_Exercise details:_ Filter the records below down to lines containing "Stolzenfels".

_Data listing:_
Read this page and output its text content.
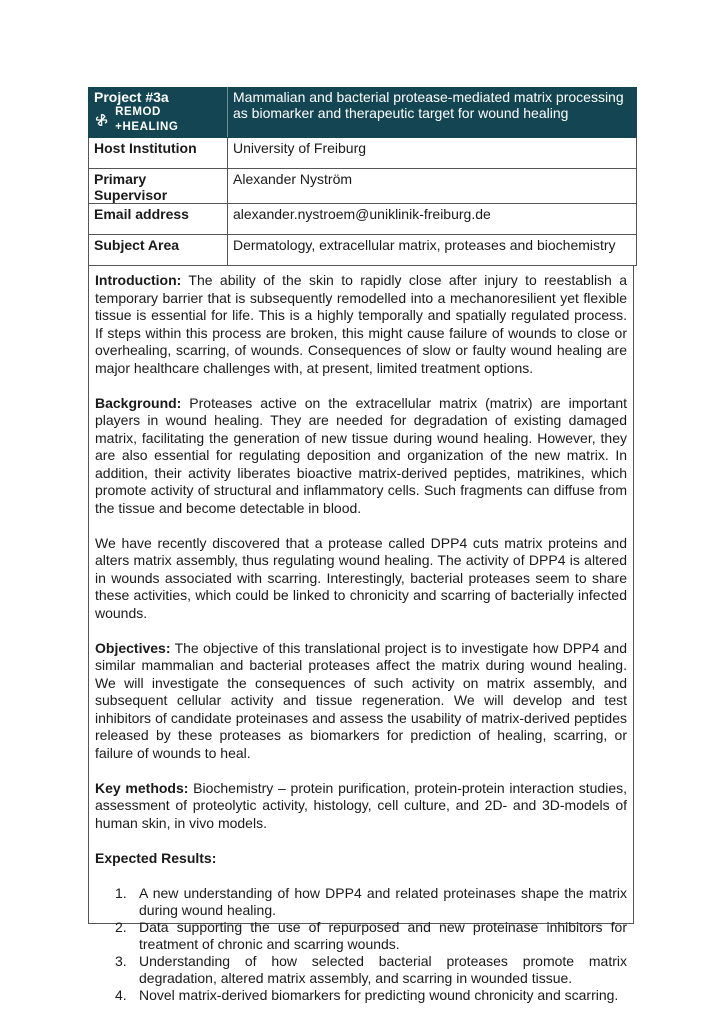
Project #3a
REMOD +HEALING	Mammalian and bacterial protease-mediated matrix processing as biomarker and therapeutic target for wound healing
Host Institution	University of Freiburg
Primary Supervisor	Alexander Nyström
Email address	alexander.nystroem@uniklinik-freiburg.de
Subject Area	Dermatology, extracellular matrix, proteases and biochemistry

Introduction: The ability of the skin to rapidly close after injury to reestablish a temporary barrier that is subsequently remodelled into a mechanoresilient yet flexible tissue is essential for life. This is a highly temporally and spatially regulated process. If steps within this process are broken, this might cause failure of wounds to close or overhealing, scarring, of wounds. Consequences of slow or faulty wound healing are major healthcare challenges with, at present, limited treatment options.

Background: Proteases active on the extracellular matrix (matrix) are important players in wound healing. They are needed for degradation of existing damaged matrix, facilitating the generation of new tissue during wound healing. However, they are also essential for regulating deposition and organization of the new matrix. In addition, their activity liberates bioactive matrix-derived peptides, matrikines, which promote activity of structural and inflammatory cells. Such fragments can diffuse from the tissue and become detectable in blood.

We have recently discovered that a protease called DPP4 cuts matrix proteins and alters matrix assembly, thus regulating wound healing. The activity of DPP4 is altered in wounds associated with scarring. Interestingly, bacterial proteases seem to share these activities, which could be linked to chronicity and scarring of bacterially infected wounds.

Objectives: The objective of this translational project is to investigate how DPP4 and similar mammalian and bacterial proteases affect the matrix during wound healing. We will investigate the consequences of such activity on matrix assembly, and subsequent cellular activity and tissue regeneration. We will develop and test inhibitors of candidate proteinases and assess the usability of matrix-derived peptides released by these proteases as biomarkers for prediction of healing, scarring, or failure of wounds to heal.

Key methods: Biochemistry – protein purification, protein-protein interaction studies, assessment of proteolytic activity, histology, cell culture, and 2D- and 3D-models of human skin, in vivo models.

Expected Results:

1. A new understanding of how DPP4 and related proteinases shape the matrix during wound healing.
2. Data supporting the use of repurposed and new proteinase inhibitors for treatment of chronic and scarring wounds.
3. Understanding of how selected bacterial proteases promote matrix degradation, altered matrix assembly, and scarring in wounded tissue.
4. Novel matrix-derived biomarkers for predicting wound chronicity and scarring.
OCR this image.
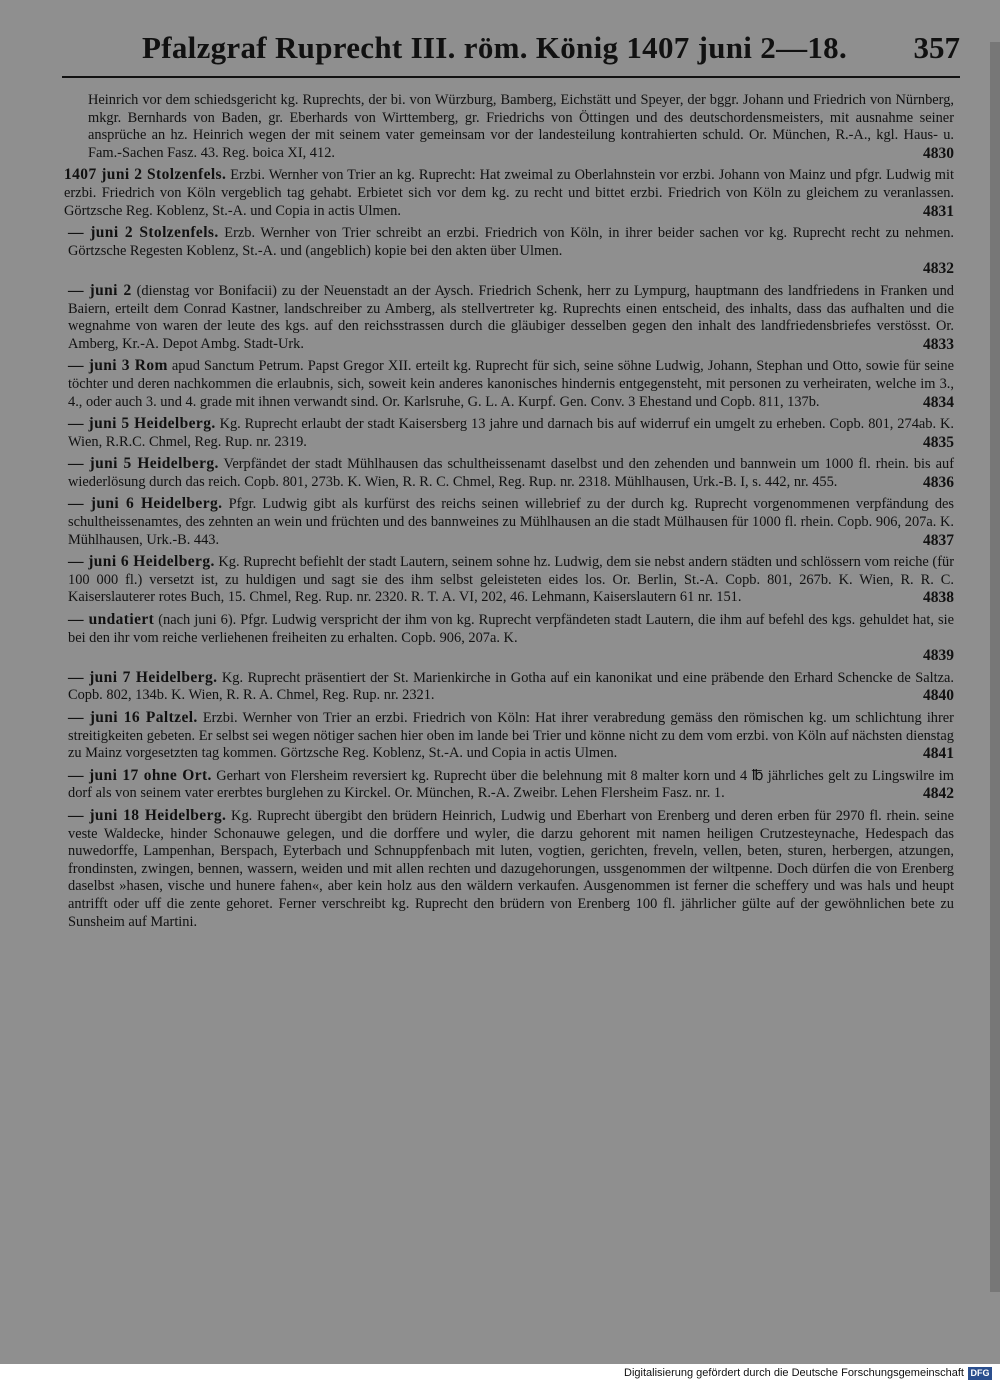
Pfalzgraf Ruprecht III. röm. König 1407 juni 2—18. 357
Heinrich vor dem schiedsgericht kg. Ruprechts, der bi. von Würzburg, Bamberg, Eichstätt und Speyer, der bggr. Johann und Friedrich von Nürnberg, mkgr. Bernhards von Baden, gr. Eberhards von Wirttemberg, gr. Friedrichs von Öttingen und des deutschordensmeisters, mit ausnahme seiner ansprüche an hz. Heinrich wegen der mit seinem vater gemeinsam vor der landesteilung kontrahierten schuld. Or. München, R.-A., kgl. Haus- u. Fam.-Sachen Fasz. 43. Reg. boica XI, 412.	4830
1407 juni 2 Stolzenfels. Erzbi. Wernher von Trier an kg. Ruprecht: Hat zweimal zu Oberlahnstein vor erzbi. Johann von Mainz und pfgr. Ludwig mit erzbi. Friedrich von Köln vergeblich tag gehabt. Erbietet sich vor dem kg. zu recht und bittet erzbi. Friedrich von Köln zu gleichem zu veranlassen. Görtzsche Reg. Koblenz, St.-A. und Copia in actis Ulmen.	4831
— juni 2 Stolzenfels. Erzb. Wernher von Trier schreibt an erzbi. Friedrich von Köln, in ihrer beider sachen vor kg. Ruprecht recht zu nehmen. Görtzsche Regesten Koblenz, St.-A. und (angeblich) kopie bei den akten über Ulmen.
4832
— juni 2 (dienstag vor Bonifacii) zu der Neuenstadt an der Aysch. Friedrich Schenk, herr zu Lympurg, hauptmann des landfriedens in Franken und Baiern, erteilt dem Conrad Kastner, landschreiber zu Amberg, als stellvertreter kg. Ruprechts einen entscheid, des inhalts, dass das aufhalten und die wegnahme von waren der leute des kgs. auf den reichsstrassen durch die gläubiger desselben gegen den inhalt des landfriedensbriefes verstösst. Or. Amberg, Kr.-A. Depot Ambg. Stadt-Urk.	4833
— juni 3 Rom apud Sanctum Petrum. Papst Gregor XII. erteilt kg. Ruprecht für sich, seine söhne Ludwig, Johann, Stephan und Otto, sowie für seine töchter und deren nachkommen die erlaubnis, sich, soweit kein anderes kanonisches hindernis entgegensteht, mit personen zu verheiraten, welche im 3., 4., oder auch 3. und 4. grade mit ihnen verwandt sind. Or. Karlsruhe, G. L. A. Kurpf. Gen. Conv. 3 Ehestand und Copb. 811, 137b.	4834
— juni 5 Heidelberg. Kg. Ruprecht erlaubt der stadt Kaisersberg 13 jahre und darnach bis auf widerruf ein umgelt zu erheben. Copb. 801, 274ab. K. Wien, R.R.C. Chmel, Reg. Rup. nr. 2319.	4835
— juni 5 Heidelberg. Verpfändet der stadt Mühlhausen das schultheissenamt daselbst und den zehenden und bannwein um 1000 fl. rhein. bis auf wiederlösung durch das reich. Copb. 801, 273b. K. Wien, R. R. C. Chmel, Reg. Rup. nr. 2318. Mühlhausen, Urk.-B. I, s. 442, nr. 455.	4836
— juni 6 Heidelberg. Pfgr. Ludwig gibt als kurfürst des reichs seinen willebrief zu der durch kg. Ruprecht vorgenommenen verpfändung des schultheissenamtes, des zehnten an wein und früchten und des bannweines zu Mühlhausen an die stadt Mülhausen für 1000 fl. rhein. Copb. 906, 207a. K. Mühlhausen, Urk.-B. 443.	4837
— juni 6 Heidelberg. Kg. Ruprecht befiehlt der stadt Lautern, seinem sohne hz. Ludwig, dem sie nebst andern städten und schlössern vom reiche (für 100 000 fl.) versetzt ist, zu huldigen und sagt sie des ihm selbst geleisteten eides los. Or. Berlin, St.-A. Copb. 801, 267b. K. Wien, R. R. C. Kaiserslauterer rotes Buch, 15. Chmel, Reg. Rup. nr. 2320. R. T. A. VI, 202, 46. Lehmann, Kaiserslautern 61 nr. 151.	4838
— undatiert (nach juni 6). Pfgr. Ludwig verspricht der ihm von kg. Ruprecht verpfändeten stadt Lautern, die ihm auf befehl des kgs. gehuldet hat, sie bei den ihr vom reiche verliehenen freiheiten zu erhalten. Copb. 906, 207a. K.
4839
— juni 7 Heidelberg. Kg. Ruprecht präsentiert der St. Marienkirche in Gotha auf ein kanonikat und eine präbende den Erhard Schencke de Saltza. Copb. 802, 134b. K. Wien, R. R. A. Chmel, Reg. Rup. nr. 2321.	4840
— juni 16 Paltzel. Erzbi. Wernher von Trier an erzbi. Friedrich von Köln: Hat ihrer verabredung gemäss den römischen kg. um schlichtung ihrer streitigkeiten gebeten. Er selbst sei wegen nötiger sachen hier oben im lande bei Trier und könne nicht zu dem vom erzbi. von Köln auf nächsten dienstag zu Mainz vorgesetzten tag kommen. Görtzsche Reg. Koblenz, St.-A. und Copia in actis Ulmen.	4841
— juni 17 ohne Ort. Gerhart von Flersheim reversiert kg. Ruprecht über die belehnung mit 8 malter korn und 4 ℔ jährliches gelt zu Lingswilre im dorf als von seinem vater ererbtes burglehen zu Kirckel. Or. München, R.-A. Zweibr. Lehen Flersheim Fasz. nr. 1.	4842
— juni 18 Heidelberg. Kg. Ruprecht übergibt den brüdern Heinrich, Ludwig und Eberhart von Erenberg und deren erben für 2970 fl. rhein. seine veste Waldecke, hinder Schonauwe gelegen, und die dorffere und wyler, die darzu gehorent mit namen heiligen Crutzesteynache, Hedespach das nuwedorffe, Lampenhan, Berspach, Eyterbach und Schnuppfenbach mit luten, vogtien, gerichten, freveln, vellen, beten, sturen, herbergen, atzungen, frondinsten, zwingen, bennen, wassern, weiden und mit allen rechten und dazugehorungen, ussgenommen der wiltpenne. Doch dürfen die von Erenberg daselbst »hasen, vische und hunere fahen«, aber kein holz aus den wäldern verkaufen. Ausgenommen ist ferner die scheffery und was hals und heupt antrifft oder uff die zente gehoret. Ferner verschreibt kg. Ruprecht den brüdern von Erenberg 100 fl. jährlicher gülte auf der gewöhnlichen bete zu Sunsheim auf Martini.
Digitalisierung gefördert durch die Deutsche Forschungsgemeinschaft DFG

_Response:_
1407 juni 2 Stolzenfels. Erzbi. Wernher von Trier an kg. Ruprecht: Hat zweimal zu Oberlahnstein vor erzbi. Johann von Mainz und pfgr. Ludwig mit erzbi. Friedrich von Köln vergeblich tag gehabt. Erbietet sich vor dem kg. zu recht und bittet erzbi. Friedrich von Köln zu gleichem zu veranlassen. Görtzsche Reg. Koblenz, St.-A. und Copia in actis Ulmen.	4831
— juni 2 Stolzenfels. Erzb. Wernher von Trier schreibt an erzbi. Friedrich von Köln, in ihrer beider sachen vor kg. Ruprecht recht zu nehmen. Görtzsche Regesten Koblenz, St.-A. und (angeblich) kopie bei den akten über Ulmen.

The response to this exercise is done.